Exercise => Copy every entry word for word. Skip the pictures.

Records shown =>
•••
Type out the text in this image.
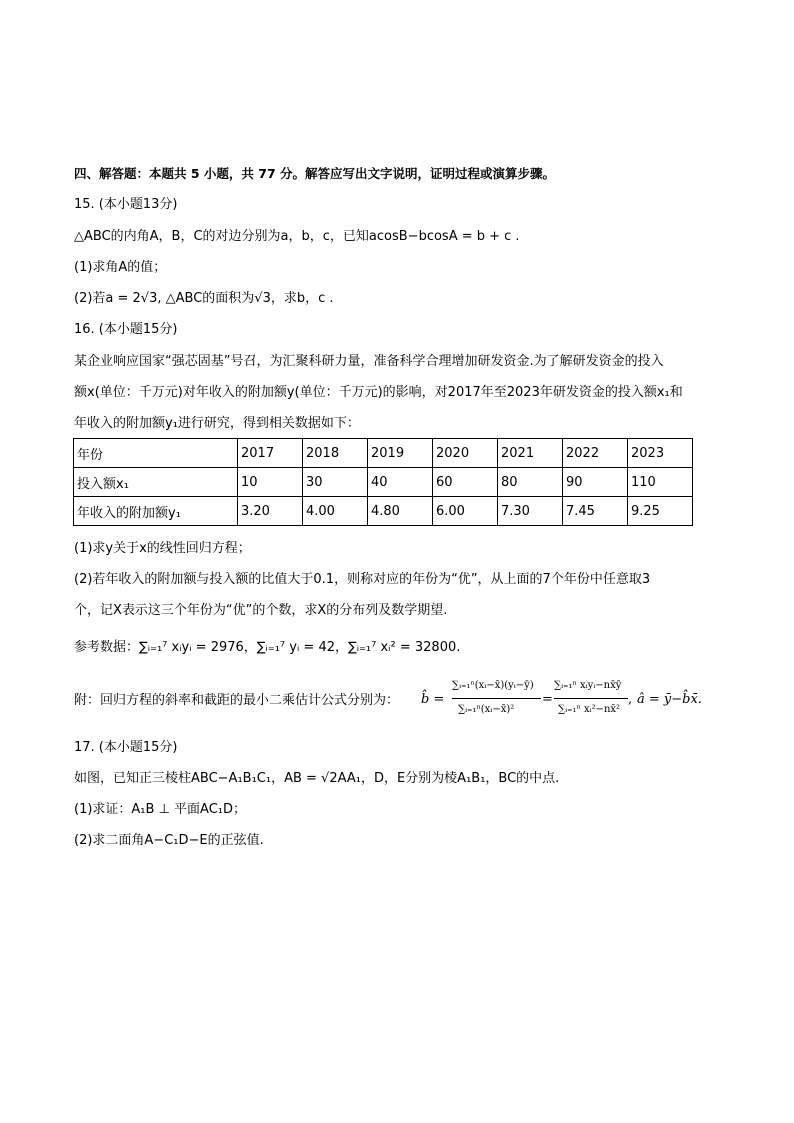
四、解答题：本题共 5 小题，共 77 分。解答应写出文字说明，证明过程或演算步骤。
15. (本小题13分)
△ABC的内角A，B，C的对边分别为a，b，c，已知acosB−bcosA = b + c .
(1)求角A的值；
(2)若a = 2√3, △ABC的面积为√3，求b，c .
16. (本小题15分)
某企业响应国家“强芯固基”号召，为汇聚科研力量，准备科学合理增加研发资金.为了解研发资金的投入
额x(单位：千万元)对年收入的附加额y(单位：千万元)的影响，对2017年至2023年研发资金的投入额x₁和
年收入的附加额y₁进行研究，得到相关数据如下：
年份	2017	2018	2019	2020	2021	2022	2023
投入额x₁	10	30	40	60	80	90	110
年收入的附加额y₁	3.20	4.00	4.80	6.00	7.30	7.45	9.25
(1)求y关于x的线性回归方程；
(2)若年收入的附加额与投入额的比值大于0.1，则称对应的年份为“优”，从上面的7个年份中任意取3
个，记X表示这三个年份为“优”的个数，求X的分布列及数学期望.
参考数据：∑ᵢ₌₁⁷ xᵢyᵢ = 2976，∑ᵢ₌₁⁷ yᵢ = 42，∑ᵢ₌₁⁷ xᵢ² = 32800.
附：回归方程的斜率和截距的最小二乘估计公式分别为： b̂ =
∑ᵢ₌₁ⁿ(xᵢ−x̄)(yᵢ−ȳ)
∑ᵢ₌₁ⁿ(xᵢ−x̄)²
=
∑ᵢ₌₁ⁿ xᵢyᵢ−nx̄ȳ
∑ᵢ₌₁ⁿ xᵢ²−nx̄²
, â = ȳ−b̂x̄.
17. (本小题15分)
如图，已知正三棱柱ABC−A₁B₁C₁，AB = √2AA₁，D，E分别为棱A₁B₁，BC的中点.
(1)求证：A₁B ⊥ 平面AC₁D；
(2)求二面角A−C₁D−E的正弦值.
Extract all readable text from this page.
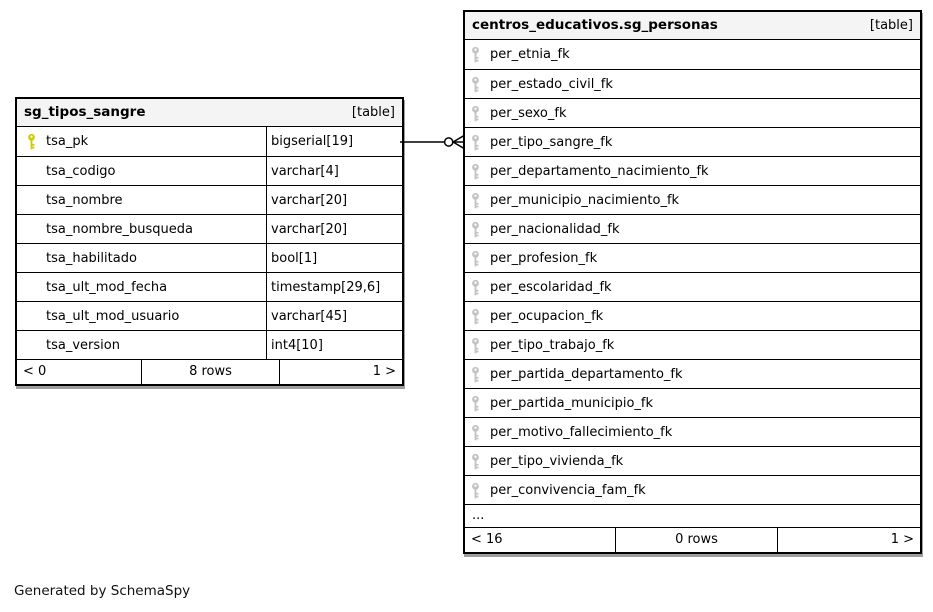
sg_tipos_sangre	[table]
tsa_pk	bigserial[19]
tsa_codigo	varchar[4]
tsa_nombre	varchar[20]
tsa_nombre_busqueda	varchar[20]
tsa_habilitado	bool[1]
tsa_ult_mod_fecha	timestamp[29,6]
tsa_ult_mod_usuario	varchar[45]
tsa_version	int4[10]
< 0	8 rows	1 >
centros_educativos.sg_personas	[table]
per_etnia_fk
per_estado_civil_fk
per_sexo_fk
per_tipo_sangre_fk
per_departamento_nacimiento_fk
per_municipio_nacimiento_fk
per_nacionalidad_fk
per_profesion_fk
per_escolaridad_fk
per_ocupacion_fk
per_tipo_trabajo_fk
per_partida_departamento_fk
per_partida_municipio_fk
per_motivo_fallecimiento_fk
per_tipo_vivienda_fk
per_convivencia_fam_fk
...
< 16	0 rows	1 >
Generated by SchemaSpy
•••
Output of the task =>
Type out the text in this image.
四、解答题：本题共 5 小题，共 77 分。解答应写出文字说明，证明过程或演算步骤。
15. (本小题13分)
△ABC的内角A，B，C的对边分别为a，b，c，已知acosB−bcosA = b + c .
(1)求角A的值；
(2)若a = 2√3, △ABC的面积为√3，求b，c .
16. (本小题15分)
某企业响应国家“强芯固基”号召，为汇聚科研力量，准备科学合理增加研发资金.为了解研发资金的投入
额x(单位：千万元)对年收入的附加额y(单位：千万元)的影响，对2017年至2023年研发资金的投入额x₁和
年收入的附加额y₁进行研究，得到相关数据如下：
年份	2017	2018	2019	2020	2021	2022	2023
投入额x₁	10	30	40	60	80	90	110
年收入的附加额y₁	3.20	4.00	4.80	6.00	7.30	7.45	9.25
(1)求y关于x的线性回归方程；
(2)若年收入的附加额与投入额的比值大于0.1，则称对应的年份为“优”，从上面的7个年份中任意取3
个，记X表示这三个年份为“优”的个数，求X的分布列及数学期望.
参考数据：∑ᵢ₌₁⁷ xᵢyᵢ = 2976，∑ᵢ₌₁⁷ yᵢ = 42，∑ᵢ₌₁⁷ xᵢ² = 32800.
附：回归方程的斜率和截距的最小二乘估计公式分别为： b̂ =
∑ᵢ₌₁ⁿ(xᵢ−x̄)(yᵢ−ȳ)
∑ᵢ₌₁ⁿ(xᵢ−x̄)²
=
∑ᵢ₌₁ⁿ xᵢyᵢ−nx̄ȳ
∑ᵢ₌₁ⁿ xᵢ²−nx̄²
, â = ȳ−b̂x̄.
17. (本小题15分)
如图，已知正三棱柱ABC−A₁B₁C₁，AB = √2AA₁，D，E分别为棱A₁B₁，BC的中点.
(1)求证：A₁B ⊥ 平面AC₁D；
(2)求二面角A−C₁D−E的正弦值.
Extract all readable text from this page.
sg_tipos_sangre	[table]
tsa_pk	bigserial[19]
tsa_codigo	varchar[4]
tsa_nombre	varchar[20]
tsa_nombre_busqueda	varchar[20]
tsa_habilitado	bool[1]
tsa_ult_mod_fecha	timestamp[29,6]
tsa_ult_mod_usuario	varchar[45]
tsa_version	int4[10]
< 0	8 rows	1 >
centros_educativos.sg_personas	[table]
per_etnia_fk
per_estado_civil_fk
per_sexo_fk
per_tipo_sangre_fk
per_departamento_nacimiento_fk
per_municipio_nacimiento_fk
per_nacionalidad_fk
per_profesion_fk
per_escolaridad_fk
per_ocupacion_fk
per_tipo_trabajo_fk
per_partida_departamento_fk
per_partida_municipio_fk
per_motivo_fallecimiento_fk
per_tipo_vivienda_fk
per_convivencia_fam_fk
...
< 16	0 rows	1 >
Generated by SchemaSpy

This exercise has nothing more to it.